| Material provided |
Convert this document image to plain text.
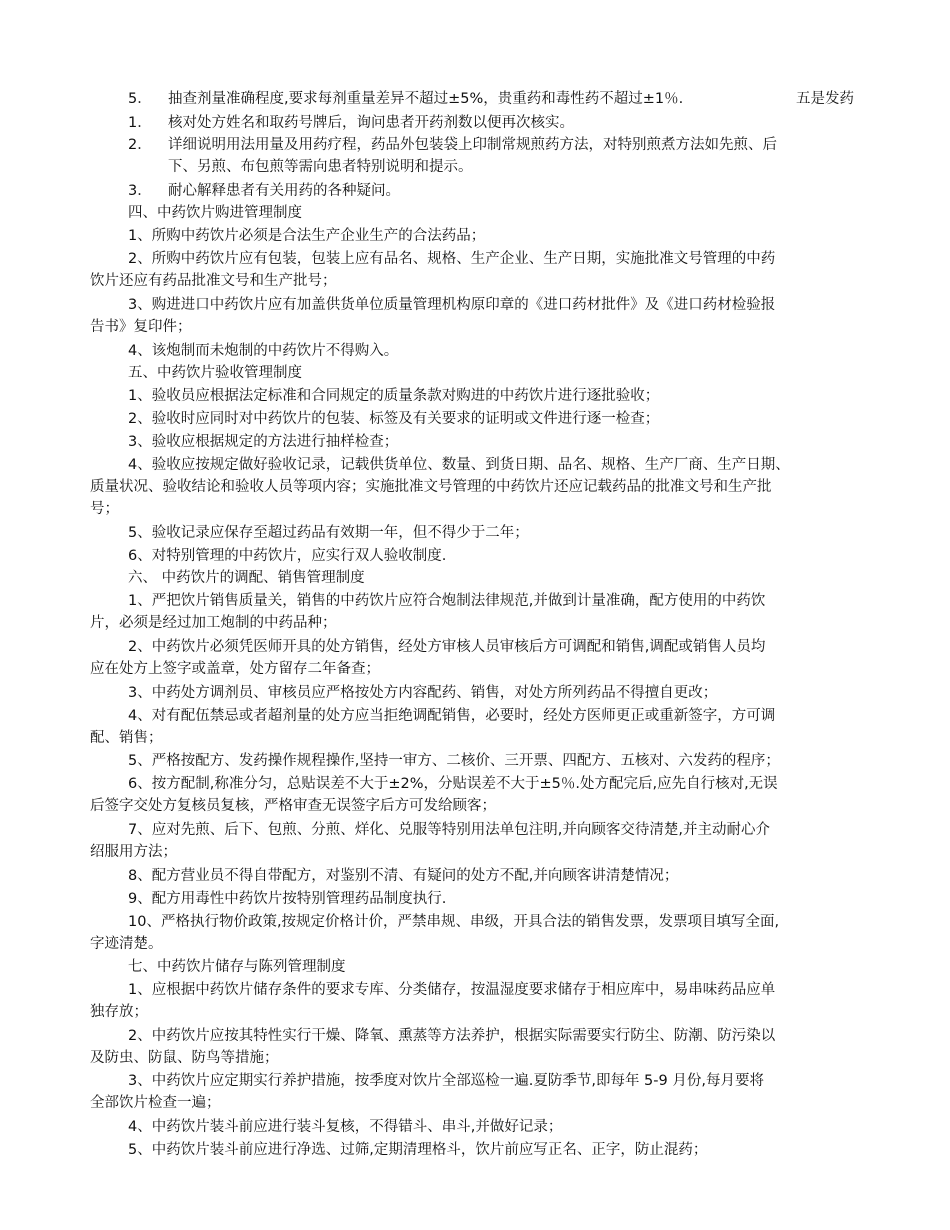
5． 抽查剂量准确程度,要求每剂重量差异不超过±5%，贵重药和毒性药不超过±1％.	五是发药
1． 核对处方姓名和取药号牌后，询问患者开药剂数以便再次核实。
2． 详细说明用法用量及用药疗程，药品外包装袋上印制常规煎药方法，对特别煎煮方法如先煎、后
下、另煎、布包煎等需向患者特别说明和提示。
3． 耐心解释患者有关用药的各种疑问。
四、中药饮片购进管理制度
1、所购中药饮片必须是合法生产企业生产的合法药品；
2、所购中药饮片应有包装，包装上应有品名、规格、生产企业、生产日期，实施批准文号管理的中药
饮片还应有药品批准文号和生产批号；
3、购进进口中药饮片应有加盖供货单位质量管理机构原印章的《进口药材批件》及《进口药材检验报
告书》复印件；
4、该炮制而未炮制的中药饮片不得购入。
五、中药饮片验收管理制度
1、验收员应根据法定标准和合同规定的质量条款对购进的中药饮片进行逐批验收；
2、验收时应同时对中药饮片的包装、标签及有关要求的证明或文件进行逐一检查；
3、验收应根据规定的方法进行抽样检查；
4、验收应按规定做好验收记录，记载供货单位、数量、到货日期、品名、规格、生产厂商、生产日期、
质量状况、验收结论和验收人员等项内容；实施批准文号管理的中药饮片还应记载药品的批准文号和生产批
号；
5、验收记录应保存至超过药品有效期一年，但不得少于二年；
6、对特别管理的中药饮片，应实行双人验收制度.
六、 中药饮片的调配、销售管理制度
1、严把饮片销售质量关，销售的中药饮片应符合炮制法律规范,并做到计量准确，配方使用的中药饮
片，必须是经过加工炮制的中药品种；
2、中药饮片必须凭医师开具的处方销售，经处方审核人员审核后方可调配和销售,调配或销售人员均
应在处方上签字或盖章，处方留存二年备查；
3、中药处方调剂员、审核员应严格按处方内容配药、销售，对处方所列药品不得擅自更改；
4、对有配伍禁忌或者超剂量的处方应当拒绝调配销售，必要时，经处方医师更正或重新签字，方可调
配、销售；
5、严格按配方、发药操作规程操作,坚持一审方、二核价、三开票、四配方、五核对、六发药的程序；
6、按方配制,称准分匀，总贴误差不大于±2%，分贴误差不大于±5％.处方配完后,应先自行核对,无误
后签字交处方复核员复核，严格审查无误签字后方可发给顾客；
7、应对先煎、后下、包煎、分煎、烊化、兑服等特别用法单包注明,并向顾客交待清楚,并主动耐心介
绍服用方法；
8、配方营业员不得自带配方，对鉴别不清、有疑问的处方不配,并向顾客讲清楚情况；
9、配方用毒性中药饮片按特别管理药品制度执行.
10、严格执行物价政策,按规定价格计价，严禁串规、串级，开具合法的销售发票，发票项目填写全面,
字迹清楚。
七、中药饮片储存与陈列管理制度
1、应根据中药饮片储存条件的要求专库、分类储存，按温湿度要求储存于相应库中，易串味药品应单
独存放；
2、中药饮片应按其特性实行干燥、降氧、熏蒸等方法养护，根据实际需要实行防尘、防潮、防污染以
及防虫、防鼠、防鸟等措施；
3、中药饮片应定期实行养护措施，按季度对饮片全部巡检一遍.夏防季节,即每年 5-9 月份,每月要将
全部饮片检查一遍；
4、中药饮片装斗前应进行装斗复核，不得错斗、串斗,并做好记录；
5、中药饮片装斗前应进行净选、过筛,定期清理格斗，饮片前应写正名、正字，防止混药；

| Stated exercise |
Search the records above for the string "生产日期". Copy every line that contains it.

| Answer for the task |
2、所购中药饮片应有包装，包装上应有品名、规格、生产企业、生产日期，实施批准文号管理的中药
4、验收应按规定做好验收记录，记载供货单位、数量、到货日期、品名、规格、生产厂商、生产日期、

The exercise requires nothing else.